(Stored records)
--- --- ---

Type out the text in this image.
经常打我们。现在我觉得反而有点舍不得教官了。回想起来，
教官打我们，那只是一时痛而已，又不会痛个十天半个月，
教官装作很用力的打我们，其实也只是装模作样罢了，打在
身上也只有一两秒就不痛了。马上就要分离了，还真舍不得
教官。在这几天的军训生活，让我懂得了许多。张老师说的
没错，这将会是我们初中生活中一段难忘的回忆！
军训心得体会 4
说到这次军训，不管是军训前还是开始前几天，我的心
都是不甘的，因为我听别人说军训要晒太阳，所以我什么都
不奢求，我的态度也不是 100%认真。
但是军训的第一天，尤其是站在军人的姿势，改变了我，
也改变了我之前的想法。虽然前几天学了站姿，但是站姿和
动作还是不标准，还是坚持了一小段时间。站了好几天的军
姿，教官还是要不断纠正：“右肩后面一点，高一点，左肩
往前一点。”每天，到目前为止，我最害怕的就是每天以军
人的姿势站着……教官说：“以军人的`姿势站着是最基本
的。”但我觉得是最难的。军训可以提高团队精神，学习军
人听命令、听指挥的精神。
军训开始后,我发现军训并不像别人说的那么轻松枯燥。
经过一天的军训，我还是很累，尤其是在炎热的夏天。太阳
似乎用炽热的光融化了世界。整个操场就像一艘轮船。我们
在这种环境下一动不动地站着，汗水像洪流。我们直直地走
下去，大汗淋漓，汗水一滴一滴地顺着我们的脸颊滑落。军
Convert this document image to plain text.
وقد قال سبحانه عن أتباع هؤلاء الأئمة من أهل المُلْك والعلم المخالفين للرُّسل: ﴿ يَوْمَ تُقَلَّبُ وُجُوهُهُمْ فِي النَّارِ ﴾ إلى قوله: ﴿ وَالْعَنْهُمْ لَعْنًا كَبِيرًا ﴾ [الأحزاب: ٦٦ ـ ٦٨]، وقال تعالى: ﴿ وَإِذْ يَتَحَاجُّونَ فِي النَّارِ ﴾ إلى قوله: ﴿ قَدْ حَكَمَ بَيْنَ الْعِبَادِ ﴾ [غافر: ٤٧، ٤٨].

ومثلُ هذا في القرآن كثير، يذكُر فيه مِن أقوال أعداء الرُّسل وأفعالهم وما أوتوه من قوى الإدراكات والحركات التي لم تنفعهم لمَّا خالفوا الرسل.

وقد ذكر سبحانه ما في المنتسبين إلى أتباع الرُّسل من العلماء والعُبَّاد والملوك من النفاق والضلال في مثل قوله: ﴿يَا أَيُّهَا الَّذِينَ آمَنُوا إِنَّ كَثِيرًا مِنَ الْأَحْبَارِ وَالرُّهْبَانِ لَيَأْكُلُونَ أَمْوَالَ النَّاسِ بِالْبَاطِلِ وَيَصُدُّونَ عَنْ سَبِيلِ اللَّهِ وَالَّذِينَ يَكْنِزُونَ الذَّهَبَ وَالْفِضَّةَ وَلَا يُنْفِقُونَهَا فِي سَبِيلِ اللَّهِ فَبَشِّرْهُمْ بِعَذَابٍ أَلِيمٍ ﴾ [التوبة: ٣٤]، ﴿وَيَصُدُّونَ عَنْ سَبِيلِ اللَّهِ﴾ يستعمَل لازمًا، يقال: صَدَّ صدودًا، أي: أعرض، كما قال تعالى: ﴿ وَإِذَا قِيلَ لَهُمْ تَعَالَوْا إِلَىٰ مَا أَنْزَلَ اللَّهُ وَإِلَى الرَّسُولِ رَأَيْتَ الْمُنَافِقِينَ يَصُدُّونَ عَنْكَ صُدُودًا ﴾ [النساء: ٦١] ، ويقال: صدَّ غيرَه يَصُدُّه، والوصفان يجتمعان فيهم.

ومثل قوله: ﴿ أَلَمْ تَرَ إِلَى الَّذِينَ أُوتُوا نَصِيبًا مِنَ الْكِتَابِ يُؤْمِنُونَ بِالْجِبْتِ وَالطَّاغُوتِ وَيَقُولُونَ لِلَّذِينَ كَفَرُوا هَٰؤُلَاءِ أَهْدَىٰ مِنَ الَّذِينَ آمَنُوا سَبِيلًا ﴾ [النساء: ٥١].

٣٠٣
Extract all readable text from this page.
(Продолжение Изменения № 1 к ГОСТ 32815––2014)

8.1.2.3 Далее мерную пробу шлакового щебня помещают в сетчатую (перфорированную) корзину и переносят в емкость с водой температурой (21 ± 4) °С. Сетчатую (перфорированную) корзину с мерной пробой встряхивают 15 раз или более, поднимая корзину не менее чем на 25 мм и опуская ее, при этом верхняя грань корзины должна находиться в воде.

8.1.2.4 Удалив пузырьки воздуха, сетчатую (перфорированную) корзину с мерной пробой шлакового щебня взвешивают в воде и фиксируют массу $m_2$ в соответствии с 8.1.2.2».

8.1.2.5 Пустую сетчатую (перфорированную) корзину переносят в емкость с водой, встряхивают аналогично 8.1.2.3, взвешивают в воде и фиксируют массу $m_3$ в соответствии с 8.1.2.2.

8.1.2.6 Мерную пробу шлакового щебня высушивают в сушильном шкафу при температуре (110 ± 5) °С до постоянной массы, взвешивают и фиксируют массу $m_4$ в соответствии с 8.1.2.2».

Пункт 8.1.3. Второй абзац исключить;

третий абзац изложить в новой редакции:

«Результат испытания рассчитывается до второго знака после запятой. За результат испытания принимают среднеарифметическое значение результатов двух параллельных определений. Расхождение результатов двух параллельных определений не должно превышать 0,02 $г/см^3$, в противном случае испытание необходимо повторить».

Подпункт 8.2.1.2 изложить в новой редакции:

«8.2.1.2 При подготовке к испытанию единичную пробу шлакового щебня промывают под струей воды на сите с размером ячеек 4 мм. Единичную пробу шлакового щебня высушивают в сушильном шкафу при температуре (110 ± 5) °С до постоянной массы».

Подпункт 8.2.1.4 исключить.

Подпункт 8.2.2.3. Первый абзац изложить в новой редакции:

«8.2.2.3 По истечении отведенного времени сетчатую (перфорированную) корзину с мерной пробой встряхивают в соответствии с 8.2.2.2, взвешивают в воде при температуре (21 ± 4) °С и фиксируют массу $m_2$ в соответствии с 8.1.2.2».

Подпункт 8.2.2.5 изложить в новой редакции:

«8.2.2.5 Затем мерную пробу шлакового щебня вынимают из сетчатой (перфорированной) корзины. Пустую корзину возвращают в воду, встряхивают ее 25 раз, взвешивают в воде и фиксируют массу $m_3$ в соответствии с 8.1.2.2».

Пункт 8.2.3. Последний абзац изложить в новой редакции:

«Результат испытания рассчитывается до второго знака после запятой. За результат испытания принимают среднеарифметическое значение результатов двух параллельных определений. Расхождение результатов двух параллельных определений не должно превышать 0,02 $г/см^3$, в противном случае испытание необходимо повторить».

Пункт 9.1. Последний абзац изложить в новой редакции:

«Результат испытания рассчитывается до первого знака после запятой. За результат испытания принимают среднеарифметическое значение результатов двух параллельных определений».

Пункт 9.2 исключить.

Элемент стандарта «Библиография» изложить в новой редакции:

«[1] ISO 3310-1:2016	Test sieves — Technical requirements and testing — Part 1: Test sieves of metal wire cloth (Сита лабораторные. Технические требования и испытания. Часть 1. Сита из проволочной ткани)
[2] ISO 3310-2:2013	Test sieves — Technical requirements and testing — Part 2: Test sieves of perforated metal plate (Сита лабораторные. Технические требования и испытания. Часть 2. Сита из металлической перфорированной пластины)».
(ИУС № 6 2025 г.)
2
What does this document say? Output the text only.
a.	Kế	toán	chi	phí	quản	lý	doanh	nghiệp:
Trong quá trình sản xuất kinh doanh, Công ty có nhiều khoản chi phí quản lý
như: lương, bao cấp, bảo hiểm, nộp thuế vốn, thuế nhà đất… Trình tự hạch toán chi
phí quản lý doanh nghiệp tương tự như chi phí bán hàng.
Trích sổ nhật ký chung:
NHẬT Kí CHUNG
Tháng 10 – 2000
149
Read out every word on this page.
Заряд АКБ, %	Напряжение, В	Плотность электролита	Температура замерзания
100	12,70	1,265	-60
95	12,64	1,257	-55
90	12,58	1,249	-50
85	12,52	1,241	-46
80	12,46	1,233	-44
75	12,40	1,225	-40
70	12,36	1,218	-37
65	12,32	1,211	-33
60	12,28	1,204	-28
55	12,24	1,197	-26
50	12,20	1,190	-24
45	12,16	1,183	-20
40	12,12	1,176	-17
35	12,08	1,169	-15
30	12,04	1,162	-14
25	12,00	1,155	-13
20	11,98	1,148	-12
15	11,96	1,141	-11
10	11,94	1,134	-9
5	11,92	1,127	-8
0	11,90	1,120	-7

--- --- ---

| What needs to be done |
Look through the entries and find each line that has the string "Подпункт". Copy those lines.

| Result of the exercise |
Подпункт 8.2.1.2 изложить в новой редакции:
Подпункт 8.2.1.4 исключить.
Подпункт 8.2.2.3. Первый абзац изложить в новой редакции:
Подпункт 8.2.2.5 изложить в новой редакции:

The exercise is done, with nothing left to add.